[start of RAW RECORDS]

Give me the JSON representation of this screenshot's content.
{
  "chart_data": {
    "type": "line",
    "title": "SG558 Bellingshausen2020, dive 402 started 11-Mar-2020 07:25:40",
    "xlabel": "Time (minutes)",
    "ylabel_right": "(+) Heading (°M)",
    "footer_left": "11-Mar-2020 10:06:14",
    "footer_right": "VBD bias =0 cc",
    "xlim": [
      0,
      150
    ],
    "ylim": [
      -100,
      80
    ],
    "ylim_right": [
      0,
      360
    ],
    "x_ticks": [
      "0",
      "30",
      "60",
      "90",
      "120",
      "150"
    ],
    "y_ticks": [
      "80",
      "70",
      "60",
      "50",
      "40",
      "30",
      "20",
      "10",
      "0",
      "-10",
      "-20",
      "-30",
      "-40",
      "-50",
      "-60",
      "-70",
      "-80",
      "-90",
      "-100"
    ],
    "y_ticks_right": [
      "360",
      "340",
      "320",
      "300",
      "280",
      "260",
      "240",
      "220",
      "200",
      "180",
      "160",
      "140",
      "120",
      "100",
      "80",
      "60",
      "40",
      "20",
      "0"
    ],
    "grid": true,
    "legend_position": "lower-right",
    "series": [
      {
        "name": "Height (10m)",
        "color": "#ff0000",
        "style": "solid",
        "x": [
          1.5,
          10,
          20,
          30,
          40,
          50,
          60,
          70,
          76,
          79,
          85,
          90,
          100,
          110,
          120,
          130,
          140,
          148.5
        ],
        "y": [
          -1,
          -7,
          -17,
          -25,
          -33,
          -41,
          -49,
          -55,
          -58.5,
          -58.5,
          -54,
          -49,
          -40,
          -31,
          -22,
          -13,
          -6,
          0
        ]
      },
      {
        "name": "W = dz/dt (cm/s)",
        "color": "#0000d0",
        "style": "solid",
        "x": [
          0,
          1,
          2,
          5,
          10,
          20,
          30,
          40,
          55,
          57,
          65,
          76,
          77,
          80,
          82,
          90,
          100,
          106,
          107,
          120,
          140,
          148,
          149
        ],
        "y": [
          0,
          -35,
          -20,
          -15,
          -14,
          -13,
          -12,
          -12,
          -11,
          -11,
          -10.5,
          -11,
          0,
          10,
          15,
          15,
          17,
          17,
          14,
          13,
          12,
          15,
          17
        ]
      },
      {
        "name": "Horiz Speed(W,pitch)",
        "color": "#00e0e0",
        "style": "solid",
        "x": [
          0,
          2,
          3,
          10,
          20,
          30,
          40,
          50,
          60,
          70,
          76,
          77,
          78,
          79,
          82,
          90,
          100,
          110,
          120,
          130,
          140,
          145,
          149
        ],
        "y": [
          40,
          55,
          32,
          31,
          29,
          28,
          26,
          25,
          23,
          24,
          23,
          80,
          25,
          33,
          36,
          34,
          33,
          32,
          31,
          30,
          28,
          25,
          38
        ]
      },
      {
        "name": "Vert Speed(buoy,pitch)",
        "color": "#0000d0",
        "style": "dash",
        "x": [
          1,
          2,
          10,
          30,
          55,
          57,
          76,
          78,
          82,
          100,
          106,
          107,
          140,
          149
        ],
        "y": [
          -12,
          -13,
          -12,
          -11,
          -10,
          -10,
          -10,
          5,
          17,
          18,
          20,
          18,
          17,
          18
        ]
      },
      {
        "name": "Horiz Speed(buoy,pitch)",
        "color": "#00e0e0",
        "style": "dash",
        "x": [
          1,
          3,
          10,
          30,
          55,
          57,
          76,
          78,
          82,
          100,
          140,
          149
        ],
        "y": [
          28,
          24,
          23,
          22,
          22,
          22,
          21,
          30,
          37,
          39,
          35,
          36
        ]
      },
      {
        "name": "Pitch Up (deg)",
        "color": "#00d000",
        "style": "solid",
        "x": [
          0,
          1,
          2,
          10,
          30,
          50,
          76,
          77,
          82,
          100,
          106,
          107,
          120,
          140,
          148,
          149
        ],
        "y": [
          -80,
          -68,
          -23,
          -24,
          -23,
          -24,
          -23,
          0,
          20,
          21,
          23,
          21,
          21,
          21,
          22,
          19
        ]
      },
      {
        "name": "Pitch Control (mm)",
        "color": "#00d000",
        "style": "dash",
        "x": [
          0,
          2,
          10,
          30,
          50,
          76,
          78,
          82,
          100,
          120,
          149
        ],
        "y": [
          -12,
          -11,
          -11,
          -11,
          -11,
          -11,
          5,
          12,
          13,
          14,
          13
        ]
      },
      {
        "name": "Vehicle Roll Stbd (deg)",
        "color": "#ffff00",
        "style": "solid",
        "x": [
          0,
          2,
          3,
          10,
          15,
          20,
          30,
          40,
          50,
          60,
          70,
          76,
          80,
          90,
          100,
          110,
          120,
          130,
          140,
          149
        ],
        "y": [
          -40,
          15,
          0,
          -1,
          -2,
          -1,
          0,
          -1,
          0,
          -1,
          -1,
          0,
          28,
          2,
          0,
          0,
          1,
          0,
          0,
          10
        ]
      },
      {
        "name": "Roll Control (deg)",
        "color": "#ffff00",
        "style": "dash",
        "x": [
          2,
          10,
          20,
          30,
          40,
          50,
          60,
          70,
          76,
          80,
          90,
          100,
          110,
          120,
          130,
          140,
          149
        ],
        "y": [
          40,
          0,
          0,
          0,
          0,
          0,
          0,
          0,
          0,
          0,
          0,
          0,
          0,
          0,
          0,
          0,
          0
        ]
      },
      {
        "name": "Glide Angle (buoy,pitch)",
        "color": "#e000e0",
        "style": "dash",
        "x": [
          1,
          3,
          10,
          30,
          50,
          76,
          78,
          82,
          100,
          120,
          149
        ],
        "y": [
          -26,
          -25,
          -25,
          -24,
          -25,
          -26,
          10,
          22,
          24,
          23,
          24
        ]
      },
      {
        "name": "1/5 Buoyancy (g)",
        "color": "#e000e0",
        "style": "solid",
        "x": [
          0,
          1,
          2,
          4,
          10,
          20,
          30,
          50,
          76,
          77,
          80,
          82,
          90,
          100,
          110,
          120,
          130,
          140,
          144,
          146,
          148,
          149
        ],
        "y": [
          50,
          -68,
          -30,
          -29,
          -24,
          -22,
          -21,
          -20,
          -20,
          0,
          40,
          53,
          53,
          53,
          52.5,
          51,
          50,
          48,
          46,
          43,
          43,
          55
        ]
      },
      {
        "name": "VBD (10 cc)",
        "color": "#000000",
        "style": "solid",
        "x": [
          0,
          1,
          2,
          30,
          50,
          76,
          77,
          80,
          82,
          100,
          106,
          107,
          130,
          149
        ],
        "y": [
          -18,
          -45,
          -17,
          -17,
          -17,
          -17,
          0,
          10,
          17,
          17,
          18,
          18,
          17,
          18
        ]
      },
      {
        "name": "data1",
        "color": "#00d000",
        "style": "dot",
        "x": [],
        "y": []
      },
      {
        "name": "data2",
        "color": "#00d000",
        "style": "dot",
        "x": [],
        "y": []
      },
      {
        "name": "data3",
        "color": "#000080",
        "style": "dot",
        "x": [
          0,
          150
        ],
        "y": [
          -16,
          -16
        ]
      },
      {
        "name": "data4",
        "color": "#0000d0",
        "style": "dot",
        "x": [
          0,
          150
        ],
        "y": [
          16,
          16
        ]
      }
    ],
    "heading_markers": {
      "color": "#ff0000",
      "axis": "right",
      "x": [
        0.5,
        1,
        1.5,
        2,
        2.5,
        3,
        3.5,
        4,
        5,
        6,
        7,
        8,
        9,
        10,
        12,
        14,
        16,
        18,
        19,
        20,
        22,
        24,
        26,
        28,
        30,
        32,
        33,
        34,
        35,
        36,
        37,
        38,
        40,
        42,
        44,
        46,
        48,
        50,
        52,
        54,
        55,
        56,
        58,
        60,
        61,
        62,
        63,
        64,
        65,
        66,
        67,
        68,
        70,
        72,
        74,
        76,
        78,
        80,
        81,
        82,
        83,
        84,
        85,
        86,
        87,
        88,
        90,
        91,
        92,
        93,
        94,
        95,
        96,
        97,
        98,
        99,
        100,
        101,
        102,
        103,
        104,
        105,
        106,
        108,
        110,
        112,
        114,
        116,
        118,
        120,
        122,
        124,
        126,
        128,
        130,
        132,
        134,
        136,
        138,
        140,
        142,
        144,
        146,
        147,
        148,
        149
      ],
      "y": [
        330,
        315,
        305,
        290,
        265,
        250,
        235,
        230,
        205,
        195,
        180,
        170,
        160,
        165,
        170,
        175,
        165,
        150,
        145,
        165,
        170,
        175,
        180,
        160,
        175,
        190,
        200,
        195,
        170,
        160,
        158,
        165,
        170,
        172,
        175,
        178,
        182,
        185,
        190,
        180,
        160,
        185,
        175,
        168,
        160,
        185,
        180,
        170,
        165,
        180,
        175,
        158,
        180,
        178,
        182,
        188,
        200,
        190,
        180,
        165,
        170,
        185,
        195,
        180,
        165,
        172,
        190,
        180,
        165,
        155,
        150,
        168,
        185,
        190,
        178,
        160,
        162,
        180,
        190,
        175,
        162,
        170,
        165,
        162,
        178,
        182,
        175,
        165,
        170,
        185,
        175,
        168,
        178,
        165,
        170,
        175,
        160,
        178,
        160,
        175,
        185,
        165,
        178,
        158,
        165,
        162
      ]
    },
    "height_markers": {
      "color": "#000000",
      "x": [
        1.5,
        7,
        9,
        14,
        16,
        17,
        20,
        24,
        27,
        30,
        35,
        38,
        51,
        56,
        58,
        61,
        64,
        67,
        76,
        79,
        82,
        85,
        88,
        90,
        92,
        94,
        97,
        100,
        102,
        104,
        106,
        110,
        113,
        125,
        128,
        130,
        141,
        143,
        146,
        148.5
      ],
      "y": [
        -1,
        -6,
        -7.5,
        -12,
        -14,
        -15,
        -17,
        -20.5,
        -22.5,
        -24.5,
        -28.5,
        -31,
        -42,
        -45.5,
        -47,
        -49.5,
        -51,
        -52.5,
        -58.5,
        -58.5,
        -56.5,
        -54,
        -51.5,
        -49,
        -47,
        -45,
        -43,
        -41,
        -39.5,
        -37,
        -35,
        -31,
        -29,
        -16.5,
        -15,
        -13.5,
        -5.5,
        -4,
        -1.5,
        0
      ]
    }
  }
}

[end of RAW RECORDS]

**WORK TO BE COMPLETED:** Gather all lines where the word "Speed" appears.

**ANSWER BELOW:**
        "name": "Horiz Speed(W,pitch)",
        "name": "Vert Speed(buoy,pitch)",
        "name": "Horiz Speed(buoy,pitch)",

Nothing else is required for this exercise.